── Supplied records

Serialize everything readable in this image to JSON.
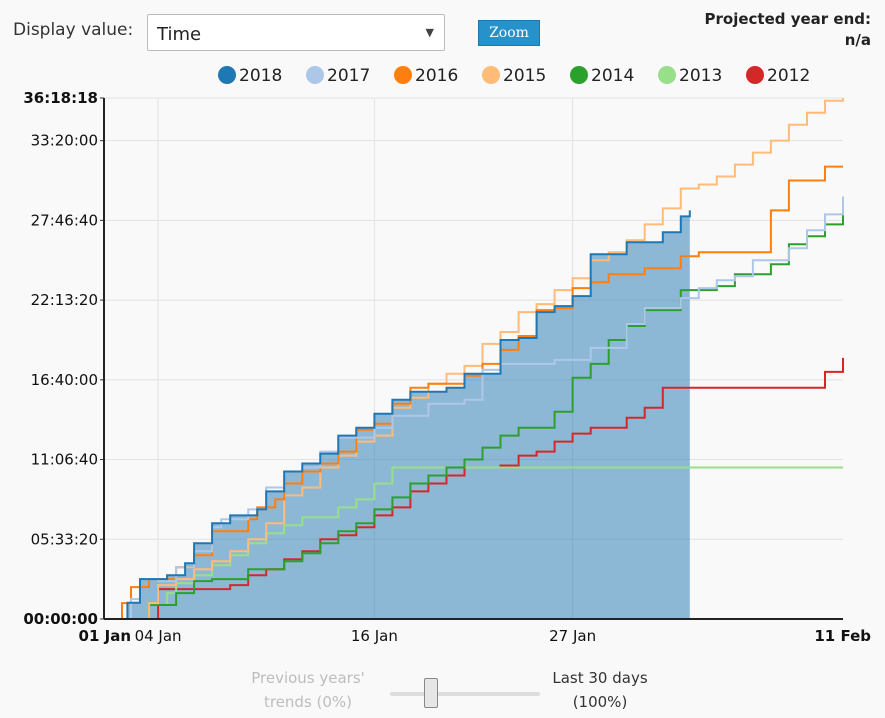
{
  "controls": {
    "display_label": "Display value:",
    "display_value": "Time",
    "zoom_label": "Zoom",
    "projected_title": "Projected year end:",
    "projected_value": "n/a"
  },
  "slider": {
    "left_label_line1": "Previous years'",
    "left_label_line2": "trends (0%)",
    "right_label_line1": "Last 30 days",
    "right_label_line2": "(100%)",
    "value_percent": 100
  },
  "chart_data": {
    "type": "line",
    "step": true,
    "xlim": [
      0,
      41
    ],
    "ylim": [
      0,
      130698
    ],
    "x_ticks": [
      {
        "day": 0,
        "label": "01 Jan",
        "bold": true
      },
      {
        "day": 3,
        "label": "04 Jan",
        "bold": false
      },
      {
        "day": 15,
        "label": "16 Jan",
        "bold": false
      },
      {
        "day": 26,
        "label": "27 Jan",
        "bold": false
      },
      {
        "day": 41,
        "label": "11 Feb",
        "bold": true
      }
    ],
    "y_ticks": [
      {
        "value": 0,
        "label": "00:00:00",
        "bold": true
      },
      {
        "value": 20000,
        "label": "05:33:20",
        "bold": false
      },
      {
        "value": 40000,
        "label": "11:06:40",
        "bold": false
      },
      {
        "value": 60000,
        "label": "16:40:00",
        "bold": false
      },
      {
        "value": 80000,
        "label": "22:13:20",
        "bold": false
      },
      {
        "value": 100000,
        "label": "27:46:40",
        "bold": false
      },
      {
        "value": 120000,
        "label": "33:20:00",
        "bold": false
      },
      {
        "value": 130698,
        "label": "36:18:18",
        "bold": true
      }
    ],
    "series": [
      {
        "name": "2018",
        "color": "#1f77b4",
        "fill": true,
        "x": [
          0,
          1,
          1.3,
          2,
          3.5,
          4.5,
          5,
          6,
          7,
          8.5,
          9,
          10,
          11,
          12,
          13,
          14,
          15,
          16,
          17,
          19,
          20,
          22,
          23,
          24,
          25,
          26,
          27,
          29,
          31,
          32,
          32.5
        ],
        "y": [
          0,
          0,
          4100,
          10000,
          11000,
          14000,
          19000,
          24000,
          26000,
          27500,
          32000,
          37000,
          39000,
          41500,
          46000,
          48000,
          51500,
          55000,
          57000,
          58000,
          61500,
          70000,
          70500,
          77000,
          78500,
          81000,
          91500,
          94500,
          97000,
          101000,
          102500
        ]
      },
      {
        "name": "2017",
        "color": "#aec7e8",
        "fill": false,
        "x": [
          0,
          1.5,
          2,
          3,
          4,
          5,
          6,
          6.5,
          8,
          9,
          10,
          11,
          12,
          13,
          15,
          16,
          18,
          20,
          21,
          22,
          25,
          27,
          29,
          30,
          32,
          33,
          34,
          35,
          36,
          38,
          39,
          40,
          41
        ],
        "y": [
          0,
          5000,
          10000,
          9500,
          13000,
          17000,
          23000,
          25000,
          27500,
          33000,
          37000,
          38000,
          42000,
          45500,
          48000,
          51000,
          54000,
          55000,
          62500,
          64000,
          65000,
          68000,
          74000,
          78000,
          80500,
          83000,
          85000,
          86000,
          90000,
          93000,
          97500,
          101500,
          106000
        ]
      },
      {
        "name": "2016",
        "color": "#ff7f0e",
        "fill": false,
        "x": [
          0,
          1,
          1.5,
          2.5,
          4,
          5,
          6,
          8,
          8.5,
          9.5,
          10,
          11,
          12,
          13,
          14,
          15,
          16,
          17,
          18,
          20,
          21,
          22,
          23,
          24,
          25,
          26,
          27,
          28,
          30,
          32,
          33,
          34,
          35,
          36,
          37,
          38,
          39,
          40,
          41
        ],
        "y": [
          0,
          4000,
          8000,
          10000,
          13000,
          16000,
          22000,
          25000,
          28000,
          30000,
          34000,
          37000,
          39000,
          42000,
          47500,
          49000,
          54000,
          58000,
          59000,
          61000,
          64000,
          67500,
          71000,
          77500,
          78000,
          83000,
          84500,
          86500,
          88000,
          91000,
          92000,
          92000,
          92000,
          92000,
          102500,
          110000,
          110000,
          113500,
          113500
        ]
      },
      {
        "name": "2015",
        "color": "#ffbb78",
        "fill": false,
        "x": [
          0,
          1,
          2.5,
          3,
          4,
          5,
          6,
          7,
          8,
          9,
          10,
          11,
          12,
          13,
          14,
          15,
          16,
          17,
          18,
          19,
          20,
          21,
          22,
          23,
          24,
          25,
          26,
          27,
          28,
          29,
          30,
          31,
          32,
          33,
          34,
          35,
          36,
          37,
          38,
          39,
          40,
          41
        ],
        "y": [
          0,
          0,
          4000,
          8500,
          10000,
          12500,
          14500,
          17000,
          20000,
          24000,
          31000,
          33000,
          38000,
          41000,
          44500,
          46000,
          53000,
          55500,
          59000,
          61500,
          63500,
          69000,
          72000,
          77000,
          79000,
          82500,
          85500,
          90000,
          92000,
          95000,
          99000,
          103000,
          108000,
          109000,
          111000,
          114000,
          117000,
          120000,
          124000,
          127000,
          130000,
          130698
        ]
      },
      {
        "name": "2014",
        "color": "#2ca02c",
        "fill": false,
        "x": [
          0,
          2.5,
          4,
          5,
          6,
          8,
          10,
          11,
          12,
          13,
          14,
          15,
          16,
          17,
          18,
          19,
          20,
          21,
          22,
          23,
          24,
          25,
          26,
          27,
          28,
          29,
          30,
          32,
          34,
          35,
          37,
          38,
          39,
          40,
          41
        ],
        "y": [
          0,
          3500,
          6500,
          9500,
          10000,
          12500,
          14500,
          16500,
          19000,
          22000,
          24000,
          27500,
          30500,
          34000,
          36000,
          38000,
          40000,
          43000,
          46000,
          48000,
          48000,
          52000,
          60500,
          64000,
          70000,
          73500,
          77500,
          82500,
          83500,
          86500,
          89000,
          94000,
          96000,
          99000,
          103000
        ]
      },
      {
        "name": "2013",
        "color": "#98df8a",
        "fill": false,
        "x": [
          0,
          2.5,
          3.5,
          4,
          5,
          6,
          7,
          8,
          9,
          10,
          11,
          13,
          14,
          15,
          16,
          18,
          20,
          22,
          25,
          30,
          35,
          41
        ],
        "y": [
          0,
          3500,
          6500,
          9000,
          11000,
          13500,
          16000,
          19000,
          21500,
          23500,
          25500,
          28000,
          30000,
          34000,
          38000,
          38000,
          38000,
          38000,
          38000,
          38000,
          38000,
          38000
        ]
      },
      {
        "name": "2012",
        "color": "#d62728",
        "fill": false,
        "x": [
          0,
          2,
          3,
          4,
          5,
          6,
          7,
          8,
          9,
          10,
          11,
          12,
          13,
          14,
          15,
          16,
          17,
          18,
          19,
          20,
          21,
          22,
          23,
          24,
          25,
          26,
          27,
          29,
          30,
          31,
          33,
          35,
          37,
          39,
          40,
          41
        ],
        "y": [
          0,
          0,
          7500,
          7500,
          7500,
          7500,
          8500,
          11000,
          12500,
          15000,
          17000,
          20000,
          21000,
          23000,
          26000,
          28000,
          32000,
          34000,
          36000,
          38000,
          38000,
          38500,
          41000,
          42000,
          44500,
          46500,
          48000,
          50500,
          53000,
          58000,
          58000,
          58000,
          58000,
          58000,
          62000,
          65500
        ]
      }
    ]
  }
}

────

Look through the records and gather each line with the word "color".

        "color": "#1f77b4",
        "color": "#aec7e8",
        "color": "#ff7f0e",
        "color": "#ffbb78",
        "color": "#2ca02c",
        "color": "#98df8a",
        "color": "#d62728",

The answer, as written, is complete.